• Stored data entries
— Start —
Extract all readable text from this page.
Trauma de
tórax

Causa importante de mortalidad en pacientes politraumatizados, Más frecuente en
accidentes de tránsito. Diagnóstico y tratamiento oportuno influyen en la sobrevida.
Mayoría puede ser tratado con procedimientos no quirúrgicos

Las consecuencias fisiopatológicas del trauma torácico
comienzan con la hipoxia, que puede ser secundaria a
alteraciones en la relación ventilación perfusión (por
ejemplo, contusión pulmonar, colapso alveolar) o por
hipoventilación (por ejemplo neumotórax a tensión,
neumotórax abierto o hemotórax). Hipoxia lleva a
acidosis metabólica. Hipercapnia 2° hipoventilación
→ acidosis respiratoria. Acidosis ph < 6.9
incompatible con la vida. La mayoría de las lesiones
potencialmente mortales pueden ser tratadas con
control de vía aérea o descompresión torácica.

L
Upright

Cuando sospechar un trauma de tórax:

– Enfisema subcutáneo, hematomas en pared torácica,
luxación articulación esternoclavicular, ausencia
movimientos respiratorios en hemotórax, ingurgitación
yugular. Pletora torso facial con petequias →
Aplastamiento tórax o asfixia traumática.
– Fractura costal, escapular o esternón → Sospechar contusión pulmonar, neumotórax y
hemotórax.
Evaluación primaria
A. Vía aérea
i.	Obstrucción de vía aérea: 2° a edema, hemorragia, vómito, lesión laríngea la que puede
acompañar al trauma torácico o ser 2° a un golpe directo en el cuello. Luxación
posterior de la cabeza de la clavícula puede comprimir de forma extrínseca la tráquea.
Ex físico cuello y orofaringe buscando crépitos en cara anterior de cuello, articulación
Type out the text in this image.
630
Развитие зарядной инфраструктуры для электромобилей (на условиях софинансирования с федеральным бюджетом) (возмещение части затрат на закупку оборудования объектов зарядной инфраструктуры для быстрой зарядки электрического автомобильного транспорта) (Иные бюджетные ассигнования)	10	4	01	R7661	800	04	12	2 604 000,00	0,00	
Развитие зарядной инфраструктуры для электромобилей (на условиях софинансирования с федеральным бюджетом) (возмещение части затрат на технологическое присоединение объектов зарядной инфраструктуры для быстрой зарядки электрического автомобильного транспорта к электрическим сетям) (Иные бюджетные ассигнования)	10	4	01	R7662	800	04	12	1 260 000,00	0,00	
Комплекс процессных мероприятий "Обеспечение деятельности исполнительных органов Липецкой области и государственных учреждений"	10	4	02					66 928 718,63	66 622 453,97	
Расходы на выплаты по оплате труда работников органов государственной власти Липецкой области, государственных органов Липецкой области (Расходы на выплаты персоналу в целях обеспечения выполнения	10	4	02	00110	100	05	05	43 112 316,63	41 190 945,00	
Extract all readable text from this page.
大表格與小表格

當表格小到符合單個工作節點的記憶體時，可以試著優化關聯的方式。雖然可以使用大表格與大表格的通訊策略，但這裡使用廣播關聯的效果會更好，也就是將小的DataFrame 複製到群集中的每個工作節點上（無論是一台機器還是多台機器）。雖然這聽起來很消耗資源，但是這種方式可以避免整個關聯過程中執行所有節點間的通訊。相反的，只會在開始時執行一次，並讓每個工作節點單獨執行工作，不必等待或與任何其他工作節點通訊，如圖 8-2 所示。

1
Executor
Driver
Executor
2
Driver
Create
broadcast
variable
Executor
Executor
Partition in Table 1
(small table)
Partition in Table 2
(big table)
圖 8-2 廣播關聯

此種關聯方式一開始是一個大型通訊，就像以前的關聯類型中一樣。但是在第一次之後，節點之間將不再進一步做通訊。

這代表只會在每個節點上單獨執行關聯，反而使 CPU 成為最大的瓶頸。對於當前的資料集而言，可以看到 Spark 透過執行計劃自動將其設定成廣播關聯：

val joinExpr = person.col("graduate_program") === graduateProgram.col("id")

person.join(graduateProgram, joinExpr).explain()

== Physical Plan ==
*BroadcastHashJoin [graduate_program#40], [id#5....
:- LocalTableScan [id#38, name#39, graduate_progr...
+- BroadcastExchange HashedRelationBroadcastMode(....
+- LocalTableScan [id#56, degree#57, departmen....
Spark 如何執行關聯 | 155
— End —
• To be done
Reproduce all the data word for word.

• Output for this exercise
Extract all readable text from this page.
Trauma de
tórax

Causa importante de mortalidad en pacientes politraumatizados, Más frecuente en
accidentes de tránsito. Diagnóstico y tratamiento oportuno influyen en la sobrevida.
Mayoría puede ser tratado con procedimientos no quirúrgicos

Las consecuencias fisiopatológicas del trauma torácico
comienzan con la hipoxia, que puede ser secundaria a
alteraciones en la relación ventilación perfusión (por
ejemplo, contusión pulmonar, colapso alveolar) o por
hipoventilación (por ejemplo neumotórax a tensión,
neumotórax abierto o hemotórax). Hipoxia lleva a
acidosis metabólica. Hipercapnia 2° hipoventilación
→ acidosis respiratoria. Acidosis ph < 6.9
incompatible con la vida. La mayoría de las lesiones
potencialmente mortales pueden ser tratadas con
control de vía aérea o descompresión torácica.

L
Upright

Cuando sospechar un trauma de tórax:

– Enfisema subcutáneo, hematomas en pared torácica,
luxación articulación esternoclavicular, ausencia
movimientos respiratorios en hemotórax, ingurgitación
yugular. Pletora torso facial con petequias →
Aplastamiento tórax o asfixia traumática.
– Fractura costal, escapular o esternón → Sospechar contusión pulmonar, neumotórax y
hemotórax.
Evaluación primaria
A. Vía aérea
i.	Obstrucción de vía aérea: 2° a edema, hemorragia, vómito, lesión laríngea la que puede
acompañar al trauma torácico o ser 2° a un golpe directo en el cuello. Luxación
posterior de la cabeza de la clavícula puede comprimir de forma extrínseca la tráquea.
Ex físico cuello y orofaringe buscando crépitos en cara anterior de cuello, articulación
Type out the text in this image.
630
Развитие зарядной инфраструктуры для электромобилей (на условиях софинансирования с федеральным бюджетом) (возмещение части затрат на закупку оборудования объектов зарядной инфраструктуры для быстрой зарядки электрического автомобильного транспорта) (Иные бюджетные ассигнования)	10	4	01	R7661	800	04	12	2 604 000,00	0,00	
Развитие зарядной инфраструктуры для электромобилей (на условиях софинансирования с федеральным бюджетом) (возмещение части затрат на технологическое присоединение объектов зарядной инфраструктуры для быстрой зарядки электрического автомобильного транспорта к электрическим сетям) (Иные бюджетные ассигнования)	10	4	01	R7662	800	04	12	1 260 000,00	0,00	
Комплекс процессных мероприятий "Обеспечение деятельности исполнительных органов Липецкой области и государственных учреждений"	10	4	02					66 928 718,63	66 622 453,97	
Расходы на выплаты по оплате труда работников органов государственной власти Липецкой области, государственных органов Липецкой области (Расходы на выплаты персоналу в целях обеспечения выполнения	10	4	02	00110	100	05	05	43 112 316,63	41 190 945,00	
Extract all readable text from this page.
大表格與小表格

當表格小到符合單個工作節點的記憶體時，可以試著優化關聯的方式。雖然可以使用大表格與大表格的通訊策略，但這裡使用廣播關聯的效果會更好，也就是將小的DataFrame 複製到群集中的每個工作節點上（無論是一台機器還是多台機器）。雖然這聽起來很消耗資源，但是這種方式可以避免整個關聯過程中執行所有節點間的通訊。相反的，只會在開始時執行一次，並讓每個工作節點單獨執行工作，不必等待或與任何其他工作節點通訊，如圖 8-2 所示。

1
Executor
Driver
Executor
2
Driver
Create
broadcast
variable
Executor
Executor
Partition in Table 1
(small table)
Partition in Table 2
(big table)
圖 8-2 廣播關聯

此種關聯方式一開始是一個大型通訊，就像以前的關聯類型中一樣。但是在第一次之後，節點之間將不再進一步做通訊。

這代表只會在每個節點上單獨執行關聯，反而使 CPU 成為最大的瓶頸。對於當前的資料集而言，可以看到 Spark 透過執行計劃自動將其設定成廣播關聯：

val joinExpr = person.col("graduate_program") === graduateProgram.col("id")

person.join(graduateProgram, joinExpr).explain()

== Physical Plan ==
*BroadcastHashJoin [graduate_program#40], [id#5....
:- LocalTableScan [id#38, name#39, graduate_progr...
+- BroadcastExchange HashedRelationBroadcastMode(....
+- LocalTableScan [id#56, degree#57, departmen....
Spark 如何執行關聯 | 155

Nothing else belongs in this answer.